___ PROVIDED RECORDS ___
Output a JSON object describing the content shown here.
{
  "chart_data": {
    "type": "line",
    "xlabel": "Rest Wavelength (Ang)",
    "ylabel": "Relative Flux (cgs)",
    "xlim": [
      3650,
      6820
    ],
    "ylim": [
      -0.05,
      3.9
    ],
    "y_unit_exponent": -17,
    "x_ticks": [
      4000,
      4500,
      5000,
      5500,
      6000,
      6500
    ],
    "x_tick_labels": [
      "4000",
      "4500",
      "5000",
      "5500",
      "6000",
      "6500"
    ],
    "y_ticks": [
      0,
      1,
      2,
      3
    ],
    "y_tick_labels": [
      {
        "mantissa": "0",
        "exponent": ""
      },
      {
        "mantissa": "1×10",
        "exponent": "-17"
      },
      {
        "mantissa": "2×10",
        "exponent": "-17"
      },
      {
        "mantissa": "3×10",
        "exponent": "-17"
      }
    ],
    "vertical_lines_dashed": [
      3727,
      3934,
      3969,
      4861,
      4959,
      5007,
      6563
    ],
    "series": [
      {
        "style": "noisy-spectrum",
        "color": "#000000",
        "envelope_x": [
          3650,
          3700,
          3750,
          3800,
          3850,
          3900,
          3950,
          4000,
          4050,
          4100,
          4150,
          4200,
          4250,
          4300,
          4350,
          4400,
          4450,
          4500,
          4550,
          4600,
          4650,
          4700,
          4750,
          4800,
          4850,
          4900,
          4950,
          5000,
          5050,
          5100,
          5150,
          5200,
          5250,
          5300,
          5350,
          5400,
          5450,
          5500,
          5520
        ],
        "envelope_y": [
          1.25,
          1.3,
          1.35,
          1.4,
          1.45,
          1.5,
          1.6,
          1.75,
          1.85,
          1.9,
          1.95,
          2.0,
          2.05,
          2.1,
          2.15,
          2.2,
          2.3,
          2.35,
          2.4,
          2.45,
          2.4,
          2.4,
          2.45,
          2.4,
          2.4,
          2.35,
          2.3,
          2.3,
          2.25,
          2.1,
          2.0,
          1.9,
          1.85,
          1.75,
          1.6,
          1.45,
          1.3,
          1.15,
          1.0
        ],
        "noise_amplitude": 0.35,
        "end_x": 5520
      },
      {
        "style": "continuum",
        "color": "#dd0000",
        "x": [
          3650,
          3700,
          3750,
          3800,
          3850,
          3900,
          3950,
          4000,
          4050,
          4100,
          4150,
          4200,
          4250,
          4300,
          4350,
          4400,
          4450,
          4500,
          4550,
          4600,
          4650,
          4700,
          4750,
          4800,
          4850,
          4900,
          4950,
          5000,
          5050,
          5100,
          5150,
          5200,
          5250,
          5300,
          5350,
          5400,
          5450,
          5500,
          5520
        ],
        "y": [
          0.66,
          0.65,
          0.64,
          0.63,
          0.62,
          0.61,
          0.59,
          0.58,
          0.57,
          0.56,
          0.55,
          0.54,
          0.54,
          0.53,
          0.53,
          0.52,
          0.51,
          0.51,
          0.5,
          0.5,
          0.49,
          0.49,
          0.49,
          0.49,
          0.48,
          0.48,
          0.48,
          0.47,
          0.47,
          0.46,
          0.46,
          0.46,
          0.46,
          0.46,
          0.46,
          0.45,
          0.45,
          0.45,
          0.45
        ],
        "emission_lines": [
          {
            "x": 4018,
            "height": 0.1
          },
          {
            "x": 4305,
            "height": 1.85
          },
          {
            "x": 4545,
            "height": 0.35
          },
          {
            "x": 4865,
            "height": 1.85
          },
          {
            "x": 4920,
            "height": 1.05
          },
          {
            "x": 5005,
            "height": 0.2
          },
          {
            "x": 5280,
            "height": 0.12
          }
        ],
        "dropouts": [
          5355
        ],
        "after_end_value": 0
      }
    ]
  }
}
___
___ PROVIDED RECORDS ___
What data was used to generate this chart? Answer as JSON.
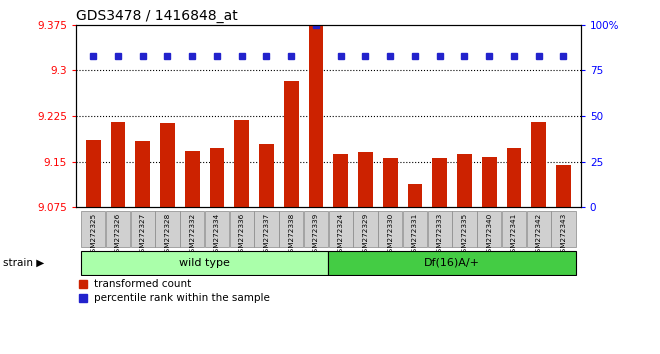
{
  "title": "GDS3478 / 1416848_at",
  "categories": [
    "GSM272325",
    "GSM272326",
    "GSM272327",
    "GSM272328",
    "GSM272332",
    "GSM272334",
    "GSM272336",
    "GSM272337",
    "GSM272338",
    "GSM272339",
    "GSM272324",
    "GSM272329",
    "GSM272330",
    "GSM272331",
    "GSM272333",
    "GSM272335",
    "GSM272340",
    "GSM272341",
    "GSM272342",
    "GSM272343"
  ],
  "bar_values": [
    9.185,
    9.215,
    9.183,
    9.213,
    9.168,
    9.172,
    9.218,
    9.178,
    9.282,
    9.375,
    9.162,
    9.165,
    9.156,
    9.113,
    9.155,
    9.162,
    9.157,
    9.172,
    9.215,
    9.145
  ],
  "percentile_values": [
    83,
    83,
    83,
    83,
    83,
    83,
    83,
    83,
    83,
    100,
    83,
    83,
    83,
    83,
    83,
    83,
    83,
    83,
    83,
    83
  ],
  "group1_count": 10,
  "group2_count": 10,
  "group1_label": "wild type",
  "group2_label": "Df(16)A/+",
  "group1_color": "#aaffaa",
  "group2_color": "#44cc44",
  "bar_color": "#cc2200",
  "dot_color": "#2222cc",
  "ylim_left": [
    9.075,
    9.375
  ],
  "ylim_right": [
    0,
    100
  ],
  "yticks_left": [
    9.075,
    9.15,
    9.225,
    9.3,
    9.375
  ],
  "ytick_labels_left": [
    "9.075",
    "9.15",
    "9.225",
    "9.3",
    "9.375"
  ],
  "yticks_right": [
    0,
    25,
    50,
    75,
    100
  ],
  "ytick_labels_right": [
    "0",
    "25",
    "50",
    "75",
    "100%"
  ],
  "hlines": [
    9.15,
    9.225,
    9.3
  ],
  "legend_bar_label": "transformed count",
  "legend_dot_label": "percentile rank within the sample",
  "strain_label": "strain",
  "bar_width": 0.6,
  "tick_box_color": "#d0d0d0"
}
___
___ PROVIDED RECORDS ___
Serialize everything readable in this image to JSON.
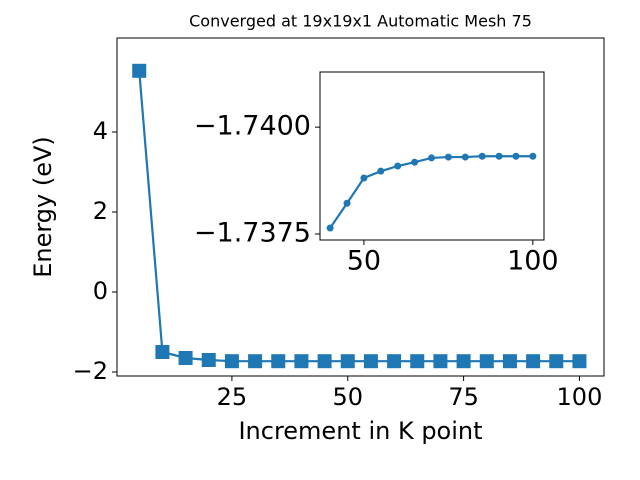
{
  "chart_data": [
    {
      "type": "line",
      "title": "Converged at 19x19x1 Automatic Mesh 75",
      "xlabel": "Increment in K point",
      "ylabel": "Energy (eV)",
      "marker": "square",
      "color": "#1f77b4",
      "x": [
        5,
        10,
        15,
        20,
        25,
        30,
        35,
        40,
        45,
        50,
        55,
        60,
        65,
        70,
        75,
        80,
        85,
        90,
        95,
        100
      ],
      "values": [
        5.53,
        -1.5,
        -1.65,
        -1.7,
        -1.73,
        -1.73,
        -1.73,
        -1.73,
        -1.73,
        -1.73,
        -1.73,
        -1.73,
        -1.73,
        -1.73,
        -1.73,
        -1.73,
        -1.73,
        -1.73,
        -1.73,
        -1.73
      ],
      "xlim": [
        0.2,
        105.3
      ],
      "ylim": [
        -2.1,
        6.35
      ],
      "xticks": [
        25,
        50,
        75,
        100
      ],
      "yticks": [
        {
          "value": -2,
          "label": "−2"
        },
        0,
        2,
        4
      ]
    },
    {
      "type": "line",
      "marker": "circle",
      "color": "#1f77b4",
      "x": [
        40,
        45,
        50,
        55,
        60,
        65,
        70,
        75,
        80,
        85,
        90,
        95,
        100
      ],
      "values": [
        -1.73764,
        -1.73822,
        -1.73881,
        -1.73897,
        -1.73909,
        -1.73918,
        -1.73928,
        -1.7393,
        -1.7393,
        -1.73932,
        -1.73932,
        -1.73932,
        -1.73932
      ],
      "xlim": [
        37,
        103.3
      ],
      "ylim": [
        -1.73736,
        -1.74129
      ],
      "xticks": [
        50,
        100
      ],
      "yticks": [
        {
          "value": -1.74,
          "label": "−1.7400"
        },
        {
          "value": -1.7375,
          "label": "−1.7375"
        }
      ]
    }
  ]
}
___
WHAT TO WORK ON -> Gather each line that holds "height".

RESPONSE TO THE EXERCISE ->
            "height": 0.1
            "height": 1.85
            "height": 0.35
            "height": 1.85
            "height": 1.05
            "height": 0.2
            "height": 0.12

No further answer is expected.